*Records to use*.
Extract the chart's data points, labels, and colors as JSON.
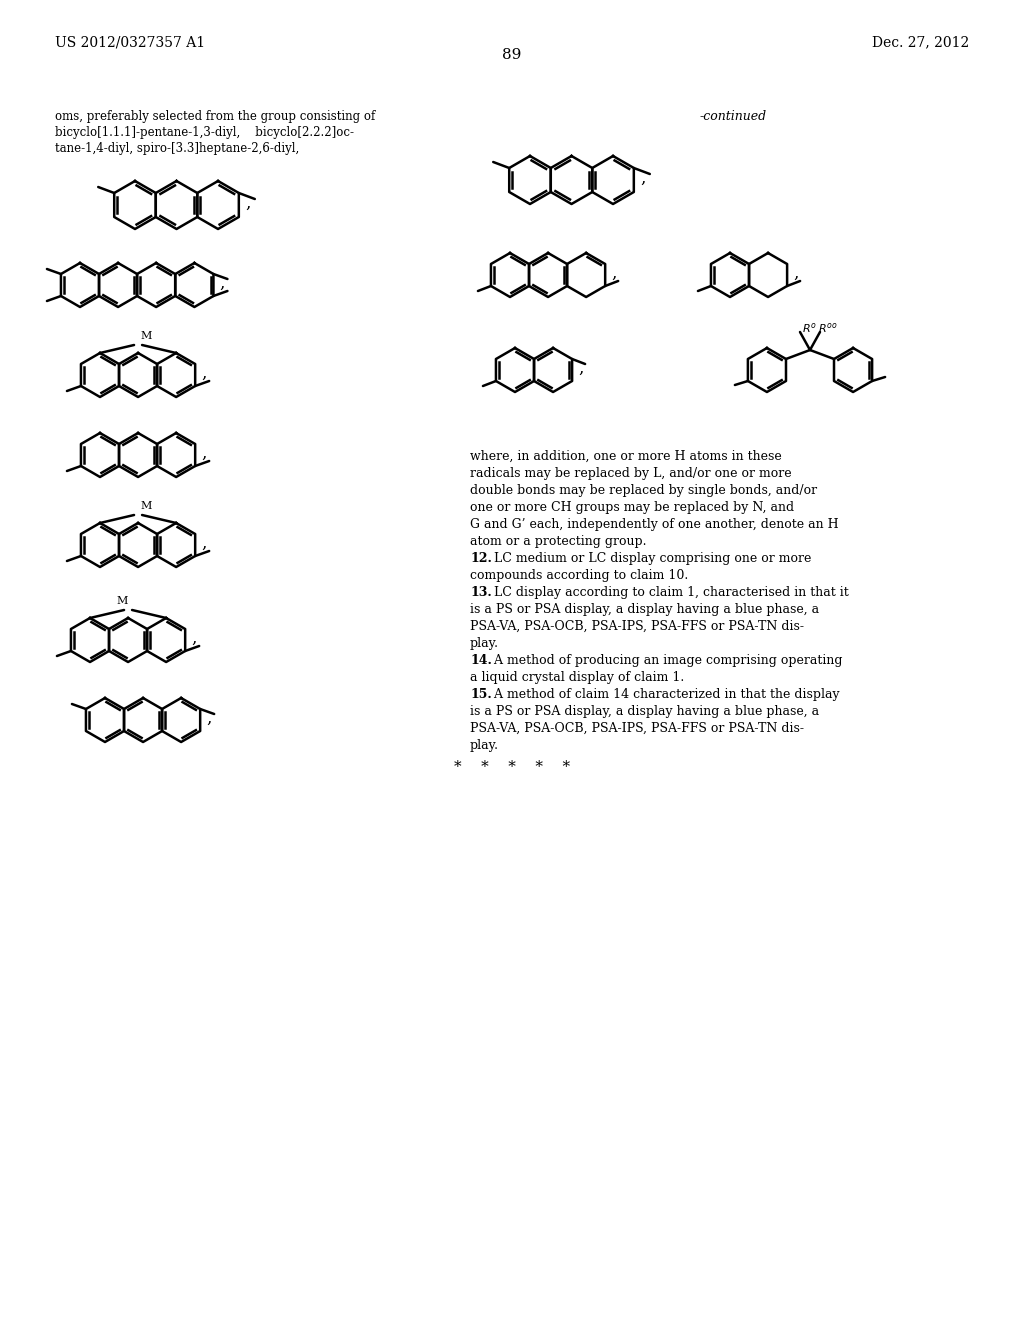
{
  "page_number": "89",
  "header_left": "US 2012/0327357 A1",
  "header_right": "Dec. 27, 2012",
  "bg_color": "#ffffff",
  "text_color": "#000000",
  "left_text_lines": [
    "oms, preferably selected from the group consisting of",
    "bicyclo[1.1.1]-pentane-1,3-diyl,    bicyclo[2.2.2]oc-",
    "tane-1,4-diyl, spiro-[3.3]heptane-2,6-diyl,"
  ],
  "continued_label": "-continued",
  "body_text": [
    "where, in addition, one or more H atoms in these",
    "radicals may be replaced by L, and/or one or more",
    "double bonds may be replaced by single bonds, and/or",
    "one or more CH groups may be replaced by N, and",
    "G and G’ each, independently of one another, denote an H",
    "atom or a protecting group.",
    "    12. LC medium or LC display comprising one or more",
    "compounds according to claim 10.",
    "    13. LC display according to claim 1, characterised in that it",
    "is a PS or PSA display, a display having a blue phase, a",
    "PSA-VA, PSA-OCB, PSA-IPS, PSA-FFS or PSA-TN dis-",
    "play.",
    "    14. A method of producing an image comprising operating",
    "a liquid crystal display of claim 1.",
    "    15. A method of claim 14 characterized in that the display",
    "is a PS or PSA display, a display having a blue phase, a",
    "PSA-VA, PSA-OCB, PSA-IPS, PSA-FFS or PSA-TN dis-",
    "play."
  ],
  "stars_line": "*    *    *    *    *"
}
---
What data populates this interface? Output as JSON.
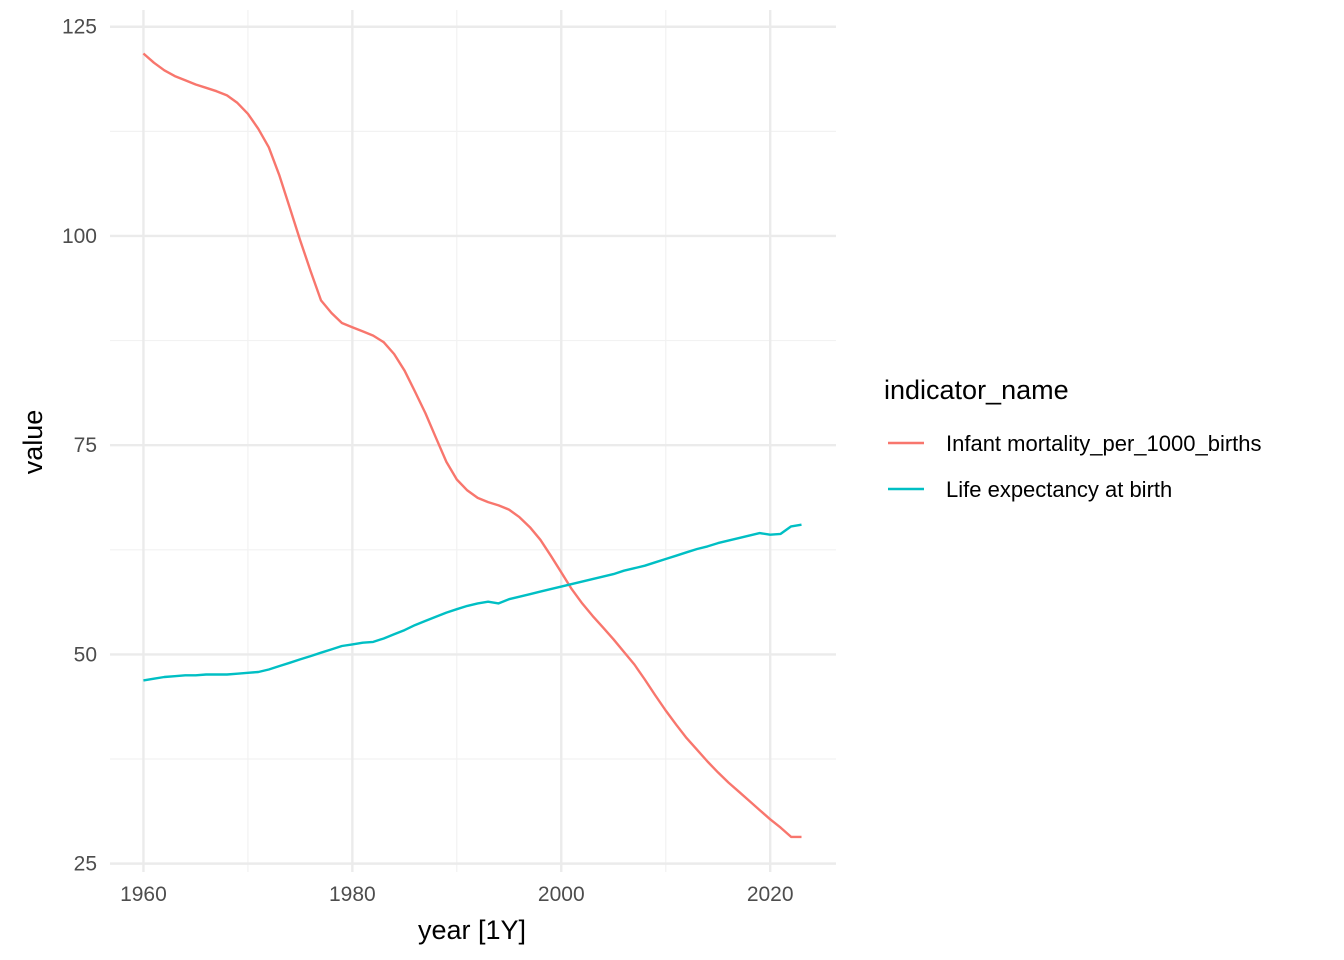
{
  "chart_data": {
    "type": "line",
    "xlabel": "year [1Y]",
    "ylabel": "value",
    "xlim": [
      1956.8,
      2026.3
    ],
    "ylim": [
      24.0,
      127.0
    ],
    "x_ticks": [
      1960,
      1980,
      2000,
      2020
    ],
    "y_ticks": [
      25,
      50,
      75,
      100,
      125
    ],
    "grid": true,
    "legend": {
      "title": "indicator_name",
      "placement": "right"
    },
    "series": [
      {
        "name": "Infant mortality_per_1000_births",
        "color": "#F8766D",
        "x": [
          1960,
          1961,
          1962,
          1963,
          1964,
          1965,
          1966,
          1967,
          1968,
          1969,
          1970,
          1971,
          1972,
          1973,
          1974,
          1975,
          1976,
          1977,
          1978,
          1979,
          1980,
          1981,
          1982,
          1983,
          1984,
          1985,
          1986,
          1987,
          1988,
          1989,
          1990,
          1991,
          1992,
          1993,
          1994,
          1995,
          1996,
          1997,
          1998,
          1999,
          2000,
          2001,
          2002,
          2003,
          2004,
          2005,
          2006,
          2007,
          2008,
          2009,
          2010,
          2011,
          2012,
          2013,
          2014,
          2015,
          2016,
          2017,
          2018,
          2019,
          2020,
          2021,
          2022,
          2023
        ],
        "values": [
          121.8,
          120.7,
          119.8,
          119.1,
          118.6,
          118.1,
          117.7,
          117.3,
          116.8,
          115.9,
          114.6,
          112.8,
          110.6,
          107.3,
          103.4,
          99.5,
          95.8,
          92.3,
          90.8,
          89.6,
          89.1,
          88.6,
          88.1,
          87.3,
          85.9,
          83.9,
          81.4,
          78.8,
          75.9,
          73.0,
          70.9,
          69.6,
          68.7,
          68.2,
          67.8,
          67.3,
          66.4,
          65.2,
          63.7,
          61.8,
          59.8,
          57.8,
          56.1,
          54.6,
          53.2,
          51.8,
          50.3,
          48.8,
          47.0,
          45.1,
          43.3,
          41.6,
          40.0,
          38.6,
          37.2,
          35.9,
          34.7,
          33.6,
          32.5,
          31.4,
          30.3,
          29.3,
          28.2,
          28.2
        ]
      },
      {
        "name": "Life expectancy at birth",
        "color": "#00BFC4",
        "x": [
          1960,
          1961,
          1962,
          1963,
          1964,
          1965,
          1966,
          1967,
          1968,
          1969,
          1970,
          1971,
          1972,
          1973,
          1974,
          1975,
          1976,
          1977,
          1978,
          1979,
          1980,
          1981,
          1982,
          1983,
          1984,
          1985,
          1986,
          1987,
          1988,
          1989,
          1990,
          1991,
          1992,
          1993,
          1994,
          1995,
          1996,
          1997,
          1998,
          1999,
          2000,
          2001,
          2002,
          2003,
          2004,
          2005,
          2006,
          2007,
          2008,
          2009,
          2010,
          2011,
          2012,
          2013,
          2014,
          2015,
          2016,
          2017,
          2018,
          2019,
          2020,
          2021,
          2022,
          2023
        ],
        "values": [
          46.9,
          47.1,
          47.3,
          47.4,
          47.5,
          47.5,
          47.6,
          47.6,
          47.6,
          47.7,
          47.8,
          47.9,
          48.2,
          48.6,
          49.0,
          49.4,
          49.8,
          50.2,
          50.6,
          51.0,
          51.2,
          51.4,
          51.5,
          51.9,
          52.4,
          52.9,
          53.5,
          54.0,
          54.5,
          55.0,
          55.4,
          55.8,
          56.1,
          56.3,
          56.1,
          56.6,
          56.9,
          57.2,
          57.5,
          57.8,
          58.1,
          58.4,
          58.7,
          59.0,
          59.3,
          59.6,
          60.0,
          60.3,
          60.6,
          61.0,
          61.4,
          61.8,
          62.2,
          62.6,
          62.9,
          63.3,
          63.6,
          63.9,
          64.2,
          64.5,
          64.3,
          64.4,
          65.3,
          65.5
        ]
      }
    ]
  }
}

*Work to be completed*. From the entries above, copy every line that holds the word "display".

*The output*.
    "    12. LC medium or LC display comprising one or more",
    "    13. LC display according to claim 1, characterised in that it",
    "is a PS or PSA display, a display having a blue phase, a",
    "a liquid crystal display of claim 1.",
    "    15. A method of claim 14 characterized in that the display",
    "is a PS or PSA display, a display having a blue phase, a",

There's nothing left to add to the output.